Input.

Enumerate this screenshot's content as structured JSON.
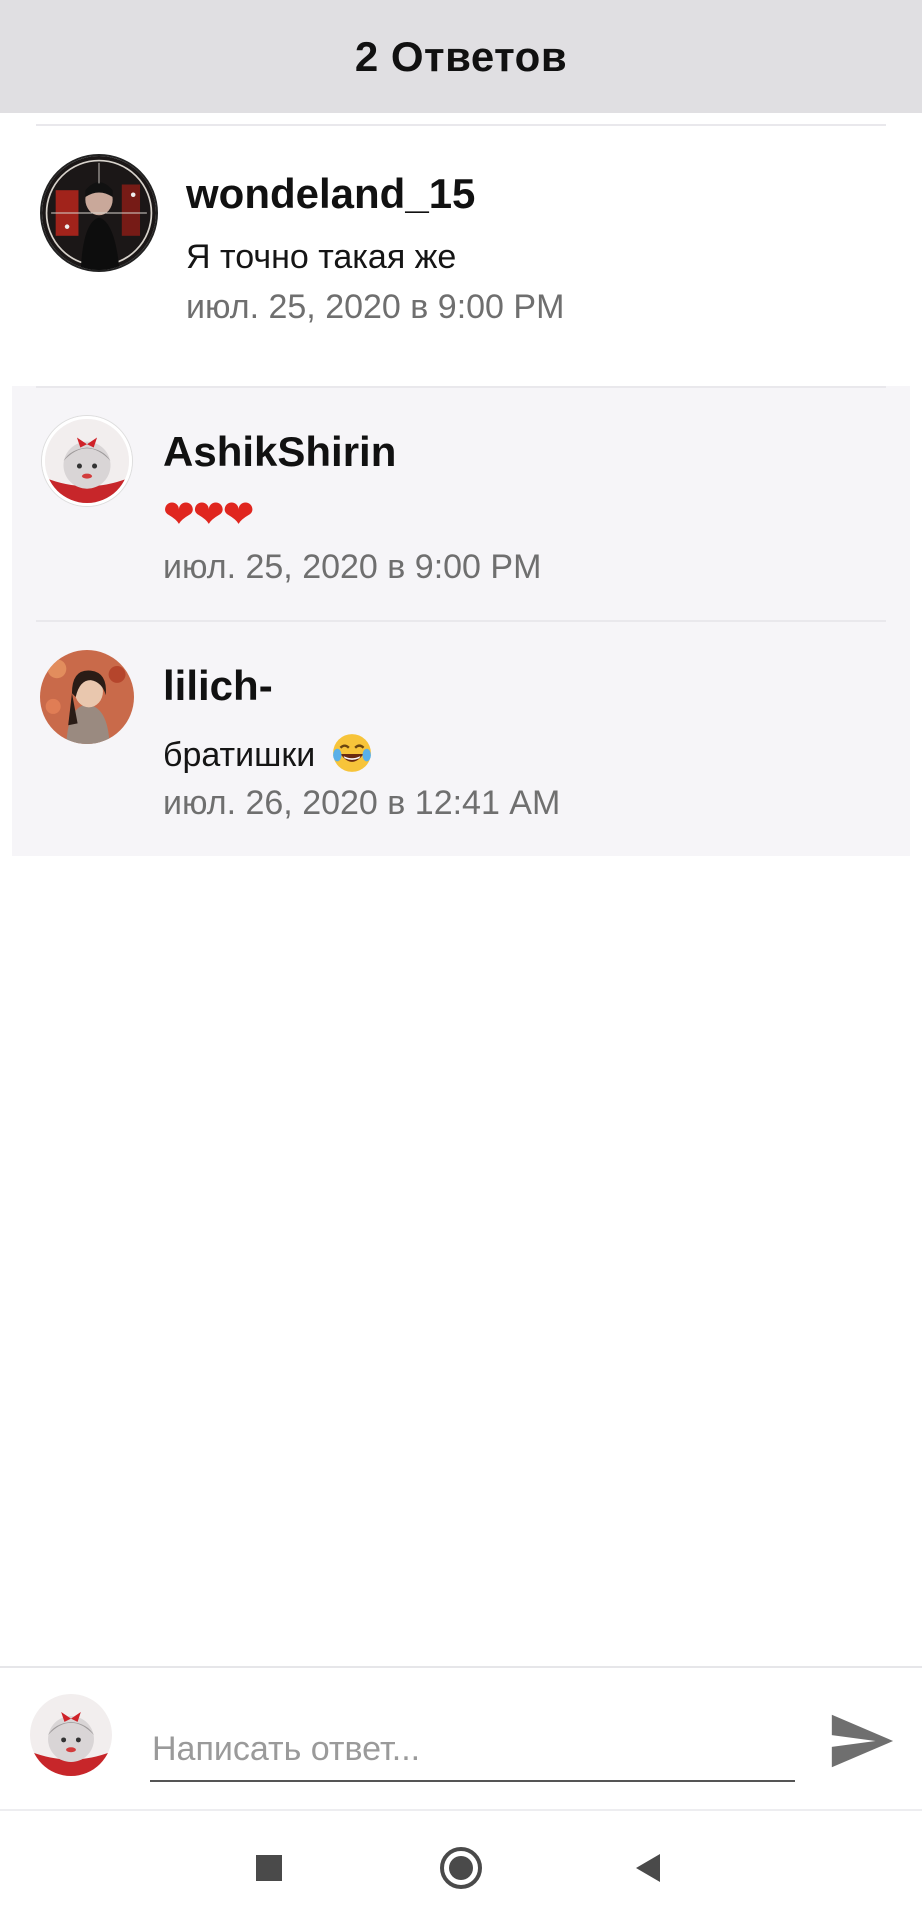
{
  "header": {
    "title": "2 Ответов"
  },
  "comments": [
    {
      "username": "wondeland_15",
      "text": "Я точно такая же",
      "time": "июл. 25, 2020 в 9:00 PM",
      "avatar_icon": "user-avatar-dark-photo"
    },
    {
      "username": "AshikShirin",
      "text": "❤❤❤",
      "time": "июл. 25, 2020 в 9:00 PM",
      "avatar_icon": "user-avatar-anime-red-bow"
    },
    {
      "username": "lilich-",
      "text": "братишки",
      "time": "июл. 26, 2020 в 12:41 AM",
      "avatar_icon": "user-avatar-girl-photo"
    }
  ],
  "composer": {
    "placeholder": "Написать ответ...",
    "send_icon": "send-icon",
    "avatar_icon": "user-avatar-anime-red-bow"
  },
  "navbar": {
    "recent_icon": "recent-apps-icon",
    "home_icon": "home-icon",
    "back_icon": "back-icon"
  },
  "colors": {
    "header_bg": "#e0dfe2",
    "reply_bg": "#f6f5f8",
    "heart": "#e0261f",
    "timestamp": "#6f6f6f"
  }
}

Instructions for the task. Pull out all lines from the entries above that include the word "username".

The reply.
      "username": "wondeland_15",
      "username": "AshikShirin",
      "username": "lilich-",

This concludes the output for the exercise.